● PROBLEM REQUIREMENTS
Restate all of the data exactly.
----------
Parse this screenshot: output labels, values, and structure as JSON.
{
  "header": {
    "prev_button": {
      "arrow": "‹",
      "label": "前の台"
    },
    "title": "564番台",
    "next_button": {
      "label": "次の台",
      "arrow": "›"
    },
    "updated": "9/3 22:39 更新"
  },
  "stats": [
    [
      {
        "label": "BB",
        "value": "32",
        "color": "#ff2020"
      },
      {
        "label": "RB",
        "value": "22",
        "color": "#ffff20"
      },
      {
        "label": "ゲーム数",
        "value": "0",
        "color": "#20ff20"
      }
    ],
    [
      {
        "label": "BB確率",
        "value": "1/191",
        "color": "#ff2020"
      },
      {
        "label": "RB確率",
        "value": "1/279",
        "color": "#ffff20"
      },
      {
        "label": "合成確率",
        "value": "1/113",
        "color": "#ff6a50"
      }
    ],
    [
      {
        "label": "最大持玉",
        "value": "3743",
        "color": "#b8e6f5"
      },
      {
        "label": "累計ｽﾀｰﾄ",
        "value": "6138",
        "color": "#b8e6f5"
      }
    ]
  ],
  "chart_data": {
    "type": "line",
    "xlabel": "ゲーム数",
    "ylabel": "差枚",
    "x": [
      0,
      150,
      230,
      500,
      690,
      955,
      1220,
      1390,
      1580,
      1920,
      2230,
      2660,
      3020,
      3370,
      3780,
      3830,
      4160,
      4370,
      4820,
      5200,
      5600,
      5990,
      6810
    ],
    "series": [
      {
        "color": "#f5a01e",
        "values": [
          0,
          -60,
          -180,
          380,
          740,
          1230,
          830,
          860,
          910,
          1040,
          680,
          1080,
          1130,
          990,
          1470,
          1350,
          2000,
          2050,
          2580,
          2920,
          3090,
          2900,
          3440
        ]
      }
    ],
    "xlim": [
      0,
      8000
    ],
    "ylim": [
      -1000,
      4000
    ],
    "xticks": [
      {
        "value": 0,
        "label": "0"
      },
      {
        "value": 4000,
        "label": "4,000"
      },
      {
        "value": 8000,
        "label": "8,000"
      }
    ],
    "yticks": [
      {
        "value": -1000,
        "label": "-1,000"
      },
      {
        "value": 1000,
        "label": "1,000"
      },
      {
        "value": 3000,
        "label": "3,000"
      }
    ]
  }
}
----------
● SOLUTION TO THIS EXERCISE
Parse this screenshot: output labels, values, and structure as JSON.
{
  "header": {
    "prev_button": {
      "arrow": "‹",
      "label": "前の台"
    },
    "title": "564番台",
    "next_button": {
      "label": "次の台",
      "arrow": "›"
    },
    "updated": "9/3 22:39 更新"
  },
  "stats": [
    [
      {
        "label": "BB",
        "value": "32",
        "color": "#ff2020"
      },
      {
        "label": "RB",
        "value": "22",
        "color": "#ffff20"
      },
      {
        "label": "ゲーム数",
        "value": "0",
        "color": "#20ff20"
      }
    ],
    [
      {
        "label": "BB確率",
        "value": "1/191",
        "color": "#ff2020"
      },
      {
        "label": "RB確率",
        "value": "1/279",
        "color": "#ffff20"
      },
      {
        "label": "合成確率",
        "value": "1/113",
        "color": "#ff6a50"
      }
    ],
    [
      {
        "label": "最大持玉",
        "value": "3743",
        "color": "#b8e6f5"
      },
      {
        "label": "累計ｽﾀｰﾄ",
        "value": "6138",
        "color": "#b8e6f5"
      }
    ]
  ],
  "chart_data": {
    "type": "line",
    "xlabel": "ゲーム数",
    "ylabel": "差枚",
    "x": [
      0,
      150,
      230,
      500,
      690,
      955,
      1220,
      1390,
      1580,
      1920,
      2230,
      2660,
      3020,
      3370,
      3780,
      3830,
      4160,
      4370,
      4820,
      5200,
      5600,
      5990,
      6810
    ],
    "series": [
      {
        "color": "#f5a01e",
        "values": [
          0,
          -60,
          -180,
          380,
          740,
          1230,
          830,
          860,
          910,
          1040,
          680,
          1080,
          1130,
          990,
          1470,
          1350,
          2000,
          2050,
          2580,
          2920,
          3090,
          2900,
          3440
        ]
      }
    ],
    "xlim": [
      0,
      8000
    ],
    "ylim": [
      -1000,
      4000
    ],
    "xticks": [
      {
        "value": 0,
        "label": "0"
      },
      {
        "value": 4000,
        "label": "4,000"
      },
      {
        "value": 8000,
        "label": "8,000"
      }
    ],
    "yticks": [
      {
        "value": -1000,
        "label": "-1,000"
      },
      {
        "value": 1000,
        "label": "1,000"
      },
      {
        "value": 3000,
        "label": "3,000"
      }
    ]
  }
}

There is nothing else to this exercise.